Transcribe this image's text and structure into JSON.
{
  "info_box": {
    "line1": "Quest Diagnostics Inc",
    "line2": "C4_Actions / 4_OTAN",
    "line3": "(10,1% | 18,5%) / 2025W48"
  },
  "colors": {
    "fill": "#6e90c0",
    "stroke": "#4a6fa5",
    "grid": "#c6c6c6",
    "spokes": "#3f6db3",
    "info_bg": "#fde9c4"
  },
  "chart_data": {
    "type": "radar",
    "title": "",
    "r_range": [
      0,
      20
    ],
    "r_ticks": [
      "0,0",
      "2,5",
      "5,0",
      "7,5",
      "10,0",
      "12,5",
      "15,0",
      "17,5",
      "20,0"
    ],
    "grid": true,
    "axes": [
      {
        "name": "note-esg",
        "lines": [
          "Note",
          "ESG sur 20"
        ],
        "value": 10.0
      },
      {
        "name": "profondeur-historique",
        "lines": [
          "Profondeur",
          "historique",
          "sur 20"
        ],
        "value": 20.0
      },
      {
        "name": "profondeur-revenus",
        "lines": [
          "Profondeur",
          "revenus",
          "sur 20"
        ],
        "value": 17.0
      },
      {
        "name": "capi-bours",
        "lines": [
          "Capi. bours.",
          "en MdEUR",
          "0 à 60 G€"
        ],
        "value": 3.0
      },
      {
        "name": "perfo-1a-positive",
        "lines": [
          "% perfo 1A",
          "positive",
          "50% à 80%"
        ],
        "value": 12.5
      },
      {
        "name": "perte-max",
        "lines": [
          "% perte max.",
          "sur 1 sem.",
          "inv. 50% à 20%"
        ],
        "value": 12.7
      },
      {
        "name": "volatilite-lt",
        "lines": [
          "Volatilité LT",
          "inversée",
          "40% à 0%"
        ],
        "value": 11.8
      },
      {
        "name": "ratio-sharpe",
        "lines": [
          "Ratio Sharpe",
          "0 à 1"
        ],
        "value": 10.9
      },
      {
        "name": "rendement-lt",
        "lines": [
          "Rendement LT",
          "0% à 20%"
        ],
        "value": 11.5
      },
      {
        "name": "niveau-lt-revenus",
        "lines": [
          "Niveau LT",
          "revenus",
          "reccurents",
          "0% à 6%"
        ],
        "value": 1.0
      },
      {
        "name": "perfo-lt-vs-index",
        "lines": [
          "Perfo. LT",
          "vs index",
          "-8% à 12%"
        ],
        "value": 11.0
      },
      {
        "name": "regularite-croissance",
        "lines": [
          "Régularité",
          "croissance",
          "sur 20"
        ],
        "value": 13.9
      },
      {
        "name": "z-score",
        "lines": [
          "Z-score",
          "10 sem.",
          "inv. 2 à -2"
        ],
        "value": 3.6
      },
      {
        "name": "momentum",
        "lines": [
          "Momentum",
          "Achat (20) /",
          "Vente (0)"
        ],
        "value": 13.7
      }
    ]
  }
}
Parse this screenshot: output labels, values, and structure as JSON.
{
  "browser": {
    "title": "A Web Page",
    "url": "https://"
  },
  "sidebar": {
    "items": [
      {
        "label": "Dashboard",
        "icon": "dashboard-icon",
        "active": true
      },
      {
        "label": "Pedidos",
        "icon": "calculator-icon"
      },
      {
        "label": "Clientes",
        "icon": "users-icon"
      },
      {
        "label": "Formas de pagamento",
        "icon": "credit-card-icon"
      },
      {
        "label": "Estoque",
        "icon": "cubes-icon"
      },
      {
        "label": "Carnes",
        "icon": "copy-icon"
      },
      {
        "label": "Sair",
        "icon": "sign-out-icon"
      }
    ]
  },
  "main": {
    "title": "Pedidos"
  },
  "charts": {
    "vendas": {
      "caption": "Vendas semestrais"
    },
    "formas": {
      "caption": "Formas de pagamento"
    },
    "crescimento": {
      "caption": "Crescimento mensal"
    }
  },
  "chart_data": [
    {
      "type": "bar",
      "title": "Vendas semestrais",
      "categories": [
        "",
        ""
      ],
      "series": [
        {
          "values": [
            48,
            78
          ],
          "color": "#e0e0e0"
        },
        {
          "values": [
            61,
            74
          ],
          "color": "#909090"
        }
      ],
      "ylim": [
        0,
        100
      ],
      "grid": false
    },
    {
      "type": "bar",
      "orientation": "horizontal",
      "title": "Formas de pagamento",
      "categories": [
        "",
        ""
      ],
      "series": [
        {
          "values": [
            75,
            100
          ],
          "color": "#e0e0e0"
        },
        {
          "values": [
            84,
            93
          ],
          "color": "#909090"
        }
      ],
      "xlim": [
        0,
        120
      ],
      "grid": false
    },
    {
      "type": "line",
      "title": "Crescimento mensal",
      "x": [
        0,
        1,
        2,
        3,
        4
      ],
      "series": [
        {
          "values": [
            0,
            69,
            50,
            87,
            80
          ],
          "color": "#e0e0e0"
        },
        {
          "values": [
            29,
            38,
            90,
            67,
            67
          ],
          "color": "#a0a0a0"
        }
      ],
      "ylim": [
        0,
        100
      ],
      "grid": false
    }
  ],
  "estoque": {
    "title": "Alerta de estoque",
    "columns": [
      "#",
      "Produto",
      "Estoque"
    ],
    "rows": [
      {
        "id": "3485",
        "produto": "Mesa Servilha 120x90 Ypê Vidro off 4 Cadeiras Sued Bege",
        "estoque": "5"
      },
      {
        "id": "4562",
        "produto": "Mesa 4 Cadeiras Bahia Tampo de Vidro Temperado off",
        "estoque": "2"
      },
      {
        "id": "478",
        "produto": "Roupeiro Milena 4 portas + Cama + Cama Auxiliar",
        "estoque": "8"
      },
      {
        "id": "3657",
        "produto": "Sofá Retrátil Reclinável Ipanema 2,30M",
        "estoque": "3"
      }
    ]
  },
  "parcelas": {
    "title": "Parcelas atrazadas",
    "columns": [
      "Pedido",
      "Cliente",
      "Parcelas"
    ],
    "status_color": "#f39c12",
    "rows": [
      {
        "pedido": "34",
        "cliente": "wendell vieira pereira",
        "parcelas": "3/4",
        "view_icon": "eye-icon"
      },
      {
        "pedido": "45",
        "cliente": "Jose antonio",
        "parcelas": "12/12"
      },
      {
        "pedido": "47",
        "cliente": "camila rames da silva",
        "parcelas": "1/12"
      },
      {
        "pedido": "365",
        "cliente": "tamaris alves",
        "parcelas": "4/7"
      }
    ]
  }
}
* * * * * * *
* _OBJECTIVE_
Output the complete data exactly as written.

* _TASK RESULT_
Transcribe this image's text and structure into JSON.
{
  "info_box": {
    "line1": "Quest Diagnostics Inc",
    "line2": "C4_Actions / 4_OTAN",
    "line3": "(10,1% | 18,5%) / 2025W48"
  },
  "colors": {
    "fill": "#6e90c0",
    "stroke": "#4a6fa5",
    "grid": "#c6c6c6",
    "spokes": "#3f6db3",
    "info_bg": "#fde9c4"
  },
  "chart_data": {
    "type": "radar",
    "title": "",
    "r_range": [
      0,
      20
    ],
    "r_ticks": [
      "0,0",
      "2,5",
      "5,0",
      "7,5",
      "10,0",
      "12,5",
      "15,0",
      "17,5",
      "20,0"
    ],
    "grid": true,
    "axes": [
      {
        "name": "note-esg",
        "lines": [
          "Note",
          "ESG sur 20"
        ],
        "value": 10.0
      },
      {
        "name": "profondeur-historique",
        "lines": [
          "Profondeur",
          "historique",
          "sur 20"
        ],
        "value": 20.0
      },
      {
        "name": "profondeur-revenus",
        "lines": [
          "Profondeur",
          "revenus",
          "sur 20"
        ],
        "value": 17.0
      },
      {
        "name": "capi-bours",
        "lines": [
          "Capi. bours.",
          "en MdEUR",
          "0 à 60 G€"
        ],
        "value": 3.0
      },
      {
        "name": "perfo-1a-positive",
        "lines": [
          "% perfo 1A",
          "positive",
          "50% à 80%"
        ],
        "value": 12.5
      },
      {
        "name": "perte-max",
        "lines": [
          "% perte max.",
          "sur 1 sem.",
          "inv. 50% à 20%"
        ],
        "value": 12.7
      },
      {
        "name": "volatilite-lt",
        "lines": [
          "Volatilité LT",
          "inversée",
          "40% à 0%"
        ],
        "value": 11.8
      },
      {
        "name": "ratio-sharpe",
        "lines": [
          "Ratio Sharpe",
          "0 à 1"
        ],
        "value": 10.9
      },
      {
        "name": "rendement-lt",
        "lines": [
          "Rendement LT",
          "0% à 20%"
        ],
        "value": 11.5
      },
      {
        "name": "niveau-lt-revenus",
        "lines": [
          "Niveau LT",
          "revenus",
          "reccurents",
          "0% à 6%"
        ],
        "value": 1.0
      },
      {
        "name": "perfo-lt-vs-index",
        "lines": [
          "Perfo. LT",
          "vs index",
          "-8% à 12%"
        ],
        "value": 11.0
      },
      {
        "name": "regularite-croissance",
        "lines": [
          "Régularité",
          "croissance",
          "sur 20"
        ],
        "value": 13.9
      },
      {
        "name": "z-score",
        "lines": [
          "Z-score",
          "10 sem.",
          "inv. 2 à -2"
        ],
        "value": 3.6
      },
      {
        "name": "momentum",
        "lines": [
          "Momentum",
          "Achat (20) /",
          "Vente (0)"
        ],
        "value": 13.7
      }
    ]
  }
}
Parse this screenshot: output labels, values, and structure as JSON.
{
  "browser": {
    "title": "A Web Page",
    "url": "https://"
  },
  "sidebar": {
    "items": [
      {
        "label": "Dashboard",
        "icon": "dashboard-icon",
        "active": true
      },
      {
        "label": "Pedidos",
        "icon": "calculator-icon"
      },
      {
        "label": "Clientes",
        "icon": "users-icon"
      },
      {
        "label": "Formas de pagamento",
        "icon": "credit-card-icon"
      },
      {
        "label": "Estoque",
        "icon": "cubes-icon"
      },
      {
        "label": "Carnes",
        "icon": "copy-icon"
      },
      {
        "label": "Sair",
        "icon": "sign-out-icon"
      }
    ]
  },
  "main": {
    "title": "Pedidos"
  },
  "charts": {
    "vendas": {
      "caption": "Vendas semestrais"
    },
    "formas": {
      "caption": "Formas de pagamento"
    },
    "crescimento": {
      "caption": "Crescimento mensal"
    }
  },
  "chart_data": [
    {
      "type": "bar",
      "title": "Vendas semestrais",
      "categories": [
        "",
        ""
      ],
      "series": [
        {
          "values": [
            48,
            78
          ],
          "color": "#e0e0e0"
        },
        {
          "values": [
            61,
            74
          ],
          "color": "#909090"
        }
      ],
      "ylim": [
        0,
        100
      ],
      "grid": false
    },
    {
      "type": "bar",
      "orientation": "horizontal",
      "title": "Formas de pagamento",
      "categories": [
        "",
        ""
      ],
      "series": [
        {
          "values": [
            75,
            100
          ],
          "color": "#e0e0e0"
        },
        {
          "values": [
            84,
            93
          ],
          "color": "#909090"
        }
      ],
      "xlim": [
        0,
        120
      ],
      "grid": false
    },
    {
      "type": "line",
      "title": "Crescimento mensal",
      "x": [
        0,
        1,
        2,
        3,
        4
      ],
      "series": [
        {
          "values": [
            0,
            69,
            50,
            87,
            80
          ],
          "color": "#e0e0e0"
        },
        {
          "values": [
            29,
            38,
            90,
            67,
            67
          ],
          "color": "#a0a0a0"
        }
      ],
      "ylim": [
        0,
        100
      ],
      "grid": false
    }
  ],
  "estoque": {
    "title": "Alerta de estoque",
    "columns": [
      "#",
      "Produto",
      "Estoque"
    ],
    "rows": [
      {
        "id": "3485",
        "produto": "Mesa Servilha 120x90 Ypê Vidro off 4 Cadeiras Sued Bege",
        "estoque": "5"
      },
      {
        "id": "4562",
        "produto": "Mesa 4 Cadeiras Bahia Tampo de Vidro Temperado off",
        "estoque": "2"
      },
      {
        "id": "478",
        "produto": "Roupeiro Milena 4 portas + Cama + Cama Auxiliar",
        "estoque": "8"
      },
      {
        "id": "3657",
        "produto": "Sofá Retrátil Reclinável Ipanema 2,30M",
        "estoque": "3"
      }
    ]
  },
  "parcelas": {
    "title": "Parcelas atrazadas",
    "columns": [
      "Pedido",
      "Cliente",
      "Parcelas"
    ],
    "status_color": "#f39c12",
    "rows": [
      {
        "pedido": "34",
        "cliente": "wendell vieira pereira",
        "parcelas": "3/4",
        "view_icon": "eye-icon"
      },
      {
        "pedido": "45",
        "cliente": "Jose antonio",
        "parcelas": "12/12"
      },
      {
        "pedido": "47",
        "cliente": "camila rames da silva",
        "parcelas": "1/12"
      },
      {
        "pedido": "365",
        "cliente": "tamaris alves",
        "parcelas": "4/7"
      }
    ]
  }
}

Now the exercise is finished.